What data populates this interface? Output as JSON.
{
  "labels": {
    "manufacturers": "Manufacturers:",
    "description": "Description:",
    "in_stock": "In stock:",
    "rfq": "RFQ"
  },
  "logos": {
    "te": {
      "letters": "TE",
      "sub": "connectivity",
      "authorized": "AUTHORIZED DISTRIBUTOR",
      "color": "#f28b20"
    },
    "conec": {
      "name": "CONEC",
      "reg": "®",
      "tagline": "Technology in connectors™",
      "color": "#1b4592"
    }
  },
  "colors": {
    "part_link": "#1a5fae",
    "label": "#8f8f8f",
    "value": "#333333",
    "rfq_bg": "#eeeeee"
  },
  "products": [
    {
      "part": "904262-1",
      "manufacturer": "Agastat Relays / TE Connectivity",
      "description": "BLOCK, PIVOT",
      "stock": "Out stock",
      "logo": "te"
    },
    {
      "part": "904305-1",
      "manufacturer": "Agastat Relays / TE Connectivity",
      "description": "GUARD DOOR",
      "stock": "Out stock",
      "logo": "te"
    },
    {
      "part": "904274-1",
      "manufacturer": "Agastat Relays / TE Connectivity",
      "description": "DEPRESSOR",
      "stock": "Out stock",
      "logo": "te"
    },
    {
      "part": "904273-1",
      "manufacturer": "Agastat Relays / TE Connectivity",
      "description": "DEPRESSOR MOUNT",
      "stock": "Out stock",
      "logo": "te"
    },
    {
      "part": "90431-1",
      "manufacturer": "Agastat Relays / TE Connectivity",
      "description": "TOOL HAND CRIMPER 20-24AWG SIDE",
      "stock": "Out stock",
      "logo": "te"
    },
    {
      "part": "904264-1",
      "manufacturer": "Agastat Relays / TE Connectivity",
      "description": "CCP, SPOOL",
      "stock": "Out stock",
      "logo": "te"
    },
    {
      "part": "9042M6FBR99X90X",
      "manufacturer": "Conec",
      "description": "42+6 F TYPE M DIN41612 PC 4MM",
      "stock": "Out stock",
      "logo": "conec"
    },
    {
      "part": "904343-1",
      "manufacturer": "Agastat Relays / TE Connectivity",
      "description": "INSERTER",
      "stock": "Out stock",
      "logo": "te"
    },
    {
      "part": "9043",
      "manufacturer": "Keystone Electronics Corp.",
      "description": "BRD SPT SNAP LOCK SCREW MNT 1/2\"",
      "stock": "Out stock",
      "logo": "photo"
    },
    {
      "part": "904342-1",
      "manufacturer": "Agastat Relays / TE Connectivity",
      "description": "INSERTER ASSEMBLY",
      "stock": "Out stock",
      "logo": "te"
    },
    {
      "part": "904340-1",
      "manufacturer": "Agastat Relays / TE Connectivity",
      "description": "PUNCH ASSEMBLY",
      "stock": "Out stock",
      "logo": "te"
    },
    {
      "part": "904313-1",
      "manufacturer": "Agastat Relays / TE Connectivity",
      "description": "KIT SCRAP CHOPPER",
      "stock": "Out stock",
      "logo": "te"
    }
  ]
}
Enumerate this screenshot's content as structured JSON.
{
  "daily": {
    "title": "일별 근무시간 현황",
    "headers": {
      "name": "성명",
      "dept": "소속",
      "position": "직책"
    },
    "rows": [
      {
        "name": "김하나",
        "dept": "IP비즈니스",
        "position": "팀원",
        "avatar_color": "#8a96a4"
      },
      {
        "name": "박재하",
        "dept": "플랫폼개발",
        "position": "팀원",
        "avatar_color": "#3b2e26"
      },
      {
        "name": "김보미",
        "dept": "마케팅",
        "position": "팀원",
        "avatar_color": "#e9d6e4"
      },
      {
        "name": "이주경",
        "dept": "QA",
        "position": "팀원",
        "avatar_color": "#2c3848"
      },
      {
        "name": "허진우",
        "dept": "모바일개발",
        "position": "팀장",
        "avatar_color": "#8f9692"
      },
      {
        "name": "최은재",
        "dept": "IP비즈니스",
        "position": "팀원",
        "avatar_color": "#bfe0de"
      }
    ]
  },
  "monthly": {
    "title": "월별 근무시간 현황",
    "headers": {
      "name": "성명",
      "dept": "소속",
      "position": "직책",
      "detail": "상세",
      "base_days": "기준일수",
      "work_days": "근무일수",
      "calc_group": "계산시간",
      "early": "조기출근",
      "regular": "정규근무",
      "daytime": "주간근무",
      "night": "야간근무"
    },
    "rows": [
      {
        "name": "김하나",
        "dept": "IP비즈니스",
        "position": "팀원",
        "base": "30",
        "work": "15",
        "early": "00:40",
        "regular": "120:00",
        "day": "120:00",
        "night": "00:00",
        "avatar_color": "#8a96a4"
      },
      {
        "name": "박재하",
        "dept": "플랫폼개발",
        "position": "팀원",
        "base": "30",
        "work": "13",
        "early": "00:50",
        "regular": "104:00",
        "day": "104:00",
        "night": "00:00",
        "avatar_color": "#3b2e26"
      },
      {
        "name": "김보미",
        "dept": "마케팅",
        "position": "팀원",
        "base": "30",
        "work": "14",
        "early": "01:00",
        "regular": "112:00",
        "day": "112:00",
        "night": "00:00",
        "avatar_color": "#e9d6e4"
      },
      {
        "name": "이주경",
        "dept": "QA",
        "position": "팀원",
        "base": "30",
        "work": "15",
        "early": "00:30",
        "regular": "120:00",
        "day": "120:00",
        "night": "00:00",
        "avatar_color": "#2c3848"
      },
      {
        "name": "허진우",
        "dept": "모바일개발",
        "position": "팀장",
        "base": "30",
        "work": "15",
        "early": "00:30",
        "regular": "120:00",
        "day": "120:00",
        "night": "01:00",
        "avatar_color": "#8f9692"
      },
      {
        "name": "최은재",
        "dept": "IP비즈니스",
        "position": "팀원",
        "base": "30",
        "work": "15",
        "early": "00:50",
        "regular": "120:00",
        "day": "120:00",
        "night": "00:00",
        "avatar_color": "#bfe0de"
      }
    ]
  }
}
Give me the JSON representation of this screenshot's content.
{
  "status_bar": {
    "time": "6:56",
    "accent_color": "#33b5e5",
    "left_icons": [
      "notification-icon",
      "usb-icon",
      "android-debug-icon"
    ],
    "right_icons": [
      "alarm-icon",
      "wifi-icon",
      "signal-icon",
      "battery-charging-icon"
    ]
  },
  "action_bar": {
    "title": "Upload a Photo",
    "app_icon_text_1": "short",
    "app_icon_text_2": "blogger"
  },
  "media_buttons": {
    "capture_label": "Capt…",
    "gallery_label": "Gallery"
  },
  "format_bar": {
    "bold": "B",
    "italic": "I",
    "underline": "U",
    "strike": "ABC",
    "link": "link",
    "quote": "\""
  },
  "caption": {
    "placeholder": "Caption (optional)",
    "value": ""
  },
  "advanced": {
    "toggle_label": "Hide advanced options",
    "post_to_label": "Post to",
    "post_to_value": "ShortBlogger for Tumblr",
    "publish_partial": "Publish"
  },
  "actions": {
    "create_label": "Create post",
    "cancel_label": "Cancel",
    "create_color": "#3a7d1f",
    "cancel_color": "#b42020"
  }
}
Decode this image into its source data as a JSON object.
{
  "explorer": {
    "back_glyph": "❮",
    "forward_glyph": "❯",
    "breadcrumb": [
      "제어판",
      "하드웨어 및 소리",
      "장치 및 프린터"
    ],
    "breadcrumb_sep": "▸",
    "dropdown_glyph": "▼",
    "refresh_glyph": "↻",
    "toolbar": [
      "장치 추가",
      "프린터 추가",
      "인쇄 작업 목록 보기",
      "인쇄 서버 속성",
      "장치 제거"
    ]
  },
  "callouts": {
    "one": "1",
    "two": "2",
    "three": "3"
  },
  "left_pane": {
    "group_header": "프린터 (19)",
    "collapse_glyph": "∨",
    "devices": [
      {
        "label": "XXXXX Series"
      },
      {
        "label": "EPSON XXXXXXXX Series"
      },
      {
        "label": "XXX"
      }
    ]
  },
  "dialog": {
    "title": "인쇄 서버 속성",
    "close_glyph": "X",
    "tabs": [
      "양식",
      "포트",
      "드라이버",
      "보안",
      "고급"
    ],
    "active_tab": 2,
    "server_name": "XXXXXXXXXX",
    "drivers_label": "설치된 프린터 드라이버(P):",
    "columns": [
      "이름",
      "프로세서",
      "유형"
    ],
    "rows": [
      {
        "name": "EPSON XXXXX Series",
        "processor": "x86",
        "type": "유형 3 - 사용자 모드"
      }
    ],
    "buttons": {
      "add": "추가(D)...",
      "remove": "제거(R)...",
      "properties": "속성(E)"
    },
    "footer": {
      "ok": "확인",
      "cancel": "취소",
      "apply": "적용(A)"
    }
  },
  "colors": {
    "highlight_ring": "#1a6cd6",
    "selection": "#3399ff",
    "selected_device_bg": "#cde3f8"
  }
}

------------------------------------------------------------

WHAT TO PRODUCE →
Please list every line of the records that contains "this".

EXERCISE ANSWER →
What data populates this interface? Output as JSON.
Enumerate this screenshot's content as structured JSON.
Give me the JSON representation of this screenshot's content.
Decode this image into its source data as a JSON object.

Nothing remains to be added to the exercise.